Begin Task input

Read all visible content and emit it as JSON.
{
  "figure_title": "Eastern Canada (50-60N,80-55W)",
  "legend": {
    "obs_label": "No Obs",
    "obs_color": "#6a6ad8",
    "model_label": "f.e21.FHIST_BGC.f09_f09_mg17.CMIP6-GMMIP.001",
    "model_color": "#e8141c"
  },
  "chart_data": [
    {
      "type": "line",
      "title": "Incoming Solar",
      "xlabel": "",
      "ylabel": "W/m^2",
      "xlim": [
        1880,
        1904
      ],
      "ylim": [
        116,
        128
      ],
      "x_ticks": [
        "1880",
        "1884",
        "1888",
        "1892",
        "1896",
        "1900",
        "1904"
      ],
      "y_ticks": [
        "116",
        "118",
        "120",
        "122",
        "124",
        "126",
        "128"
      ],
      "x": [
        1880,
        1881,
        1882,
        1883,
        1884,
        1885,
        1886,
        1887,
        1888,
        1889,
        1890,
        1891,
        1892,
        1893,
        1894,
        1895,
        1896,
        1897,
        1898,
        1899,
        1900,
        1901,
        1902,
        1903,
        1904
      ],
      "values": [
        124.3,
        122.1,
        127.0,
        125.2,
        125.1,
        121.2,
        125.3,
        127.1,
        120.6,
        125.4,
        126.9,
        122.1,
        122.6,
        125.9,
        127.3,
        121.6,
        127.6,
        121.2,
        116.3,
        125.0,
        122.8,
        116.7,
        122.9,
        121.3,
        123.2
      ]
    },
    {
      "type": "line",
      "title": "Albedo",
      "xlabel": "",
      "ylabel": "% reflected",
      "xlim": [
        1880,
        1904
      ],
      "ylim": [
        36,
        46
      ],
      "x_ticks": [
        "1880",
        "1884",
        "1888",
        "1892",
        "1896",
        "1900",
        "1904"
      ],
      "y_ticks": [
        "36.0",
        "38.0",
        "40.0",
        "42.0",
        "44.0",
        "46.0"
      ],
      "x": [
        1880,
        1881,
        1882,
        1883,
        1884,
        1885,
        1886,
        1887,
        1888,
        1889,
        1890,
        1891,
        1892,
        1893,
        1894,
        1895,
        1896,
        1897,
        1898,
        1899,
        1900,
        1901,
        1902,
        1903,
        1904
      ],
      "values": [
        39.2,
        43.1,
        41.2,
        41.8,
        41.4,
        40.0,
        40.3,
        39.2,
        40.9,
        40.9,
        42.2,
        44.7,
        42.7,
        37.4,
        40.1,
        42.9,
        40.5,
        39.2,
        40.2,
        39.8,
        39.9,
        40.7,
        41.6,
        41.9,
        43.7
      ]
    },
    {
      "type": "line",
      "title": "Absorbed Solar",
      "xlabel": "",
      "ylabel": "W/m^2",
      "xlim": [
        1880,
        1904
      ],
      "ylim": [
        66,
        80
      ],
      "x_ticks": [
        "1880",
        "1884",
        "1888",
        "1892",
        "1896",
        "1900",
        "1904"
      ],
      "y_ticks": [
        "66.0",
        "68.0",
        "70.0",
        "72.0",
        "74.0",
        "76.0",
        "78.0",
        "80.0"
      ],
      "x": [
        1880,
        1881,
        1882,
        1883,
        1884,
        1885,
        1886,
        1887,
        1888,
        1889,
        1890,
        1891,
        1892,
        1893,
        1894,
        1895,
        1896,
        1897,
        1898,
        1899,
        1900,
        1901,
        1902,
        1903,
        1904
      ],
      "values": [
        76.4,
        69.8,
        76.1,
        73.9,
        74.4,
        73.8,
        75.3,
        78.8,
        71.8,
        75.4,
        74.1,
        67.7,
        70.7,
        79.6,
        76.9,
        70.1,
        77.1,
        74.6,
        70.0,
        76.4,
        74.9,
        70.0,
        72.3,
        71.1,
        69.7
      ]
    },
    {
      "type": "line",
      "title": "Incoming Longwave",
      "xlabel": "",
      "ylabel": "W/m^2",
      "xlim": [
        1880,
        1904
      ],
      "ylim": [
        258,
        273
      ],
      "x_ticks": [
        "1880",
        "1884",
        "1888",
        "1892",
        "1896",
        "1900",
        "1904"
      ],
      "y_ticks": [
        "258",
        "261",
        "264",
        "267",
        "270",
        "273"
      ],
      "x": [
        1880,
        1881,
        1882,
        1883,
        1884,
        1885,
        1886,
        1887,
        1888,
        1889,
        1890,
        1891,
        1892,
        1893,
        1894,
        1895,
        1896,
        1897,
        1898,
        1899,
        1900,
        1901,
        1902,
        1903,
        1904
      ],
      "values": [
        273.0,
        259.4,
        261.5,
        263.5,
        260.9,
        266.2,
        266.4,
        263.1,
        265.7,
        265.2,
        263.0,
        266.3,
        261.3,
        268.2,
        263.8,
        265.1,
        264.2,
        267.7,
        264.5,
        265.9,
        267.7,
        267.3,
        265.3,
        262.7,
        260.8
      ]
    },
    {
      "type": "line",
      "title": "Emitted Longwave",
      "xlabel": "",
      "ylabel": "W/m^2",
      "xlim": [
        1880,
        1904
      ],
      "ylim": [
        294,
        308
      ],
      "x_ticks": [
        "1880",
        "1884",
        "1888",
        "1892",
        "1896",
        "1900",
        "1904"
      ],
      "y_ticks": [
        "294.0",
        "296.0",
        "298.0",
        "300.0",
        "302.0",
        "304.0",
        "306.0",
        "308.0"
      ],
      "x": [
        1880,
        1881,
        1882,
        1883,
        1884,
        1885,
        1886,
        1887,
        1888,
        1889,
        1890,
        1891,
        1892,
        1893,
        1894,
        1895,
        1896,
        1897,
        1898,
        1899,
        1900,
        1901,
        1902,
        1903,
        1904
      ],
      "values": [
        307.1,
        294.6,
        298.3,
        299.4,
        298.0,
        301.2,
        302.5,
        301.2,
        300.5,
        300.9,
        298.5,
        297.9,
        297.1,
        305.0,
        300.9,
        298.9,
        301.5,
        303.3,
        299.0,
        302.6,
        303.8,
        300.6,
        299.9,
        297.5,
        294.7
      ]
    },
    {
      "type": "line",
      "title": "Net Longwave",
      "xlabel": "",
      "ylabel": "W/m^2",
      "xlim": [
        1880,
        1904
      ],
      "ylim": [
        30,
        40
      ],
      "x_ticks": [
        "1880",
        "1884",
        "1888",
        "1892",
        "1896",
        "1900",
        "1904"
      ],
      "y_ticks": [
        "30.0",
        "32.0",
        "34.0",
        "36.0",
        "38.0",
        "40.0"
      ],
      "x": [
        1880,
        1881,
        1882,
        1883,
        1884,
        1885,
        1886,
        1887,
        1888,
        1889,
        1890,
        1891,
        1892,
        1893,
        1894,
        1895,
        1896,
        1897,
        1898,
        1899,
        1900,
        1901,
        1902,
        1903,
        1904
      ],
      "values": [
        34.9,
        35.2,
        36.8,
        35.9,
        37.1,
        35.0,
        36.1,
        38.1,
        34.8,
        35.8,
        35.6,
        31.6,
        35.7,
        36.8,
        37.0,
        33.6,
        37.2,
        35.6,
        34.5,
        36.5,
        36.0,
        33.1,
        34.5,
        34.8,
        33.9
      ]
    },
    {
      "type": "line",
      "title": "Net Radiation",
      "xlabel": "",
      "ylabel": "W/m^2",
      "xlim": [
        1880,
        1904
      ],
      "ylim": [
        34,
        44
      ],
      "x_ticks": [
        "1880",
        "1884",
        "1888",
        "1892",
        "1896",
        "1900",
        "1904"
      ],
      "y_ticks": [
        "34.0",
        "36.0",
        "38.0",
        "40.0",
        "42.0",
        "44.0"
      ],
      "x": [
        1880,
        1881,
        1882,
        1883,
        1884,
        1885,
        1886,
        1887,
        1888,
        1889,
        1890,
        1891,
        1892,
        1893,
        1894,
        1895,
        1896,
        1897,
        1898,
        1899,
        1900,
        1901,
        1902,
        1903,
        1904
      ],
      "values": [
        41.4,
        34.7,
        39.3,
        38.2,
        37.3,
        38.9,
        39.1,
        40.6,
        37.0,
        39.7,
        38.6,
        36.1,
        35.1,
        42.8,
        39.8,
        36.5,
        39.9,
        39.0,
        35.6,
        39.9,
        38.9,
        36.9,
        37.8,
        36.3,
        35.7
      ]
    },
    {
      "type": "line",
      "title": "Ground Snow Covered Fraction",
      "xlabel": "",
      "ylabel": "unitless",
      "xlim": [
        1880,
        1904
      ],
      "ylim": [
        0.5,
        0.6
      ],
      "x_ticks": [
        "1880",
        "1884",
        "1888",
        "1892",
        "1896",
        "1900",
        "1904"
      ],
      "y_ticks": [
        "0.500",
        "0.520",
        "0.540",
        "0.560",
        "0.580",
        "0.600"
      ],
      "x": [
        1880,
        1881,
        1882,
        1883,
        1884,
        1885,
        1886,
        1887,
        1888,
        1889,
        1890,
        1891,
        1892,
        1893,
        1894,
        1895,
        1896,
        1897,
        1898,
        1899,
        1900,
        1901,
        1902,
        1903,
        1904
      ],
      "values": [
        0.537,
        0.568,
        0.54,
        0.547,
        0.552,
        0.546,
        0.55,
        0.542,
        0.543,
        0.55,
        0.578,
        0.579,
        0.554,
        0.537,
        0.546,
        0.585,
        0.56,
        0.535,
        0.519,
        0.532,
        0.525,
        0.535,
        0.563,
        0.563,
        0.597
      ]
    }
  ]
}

End Task input

• **Exercise objective**: Look through the records and gather each line with the word "Incoming".

• **The solution**:
      "title": "Incoming Solar",
      "title": "Incoming Longwave",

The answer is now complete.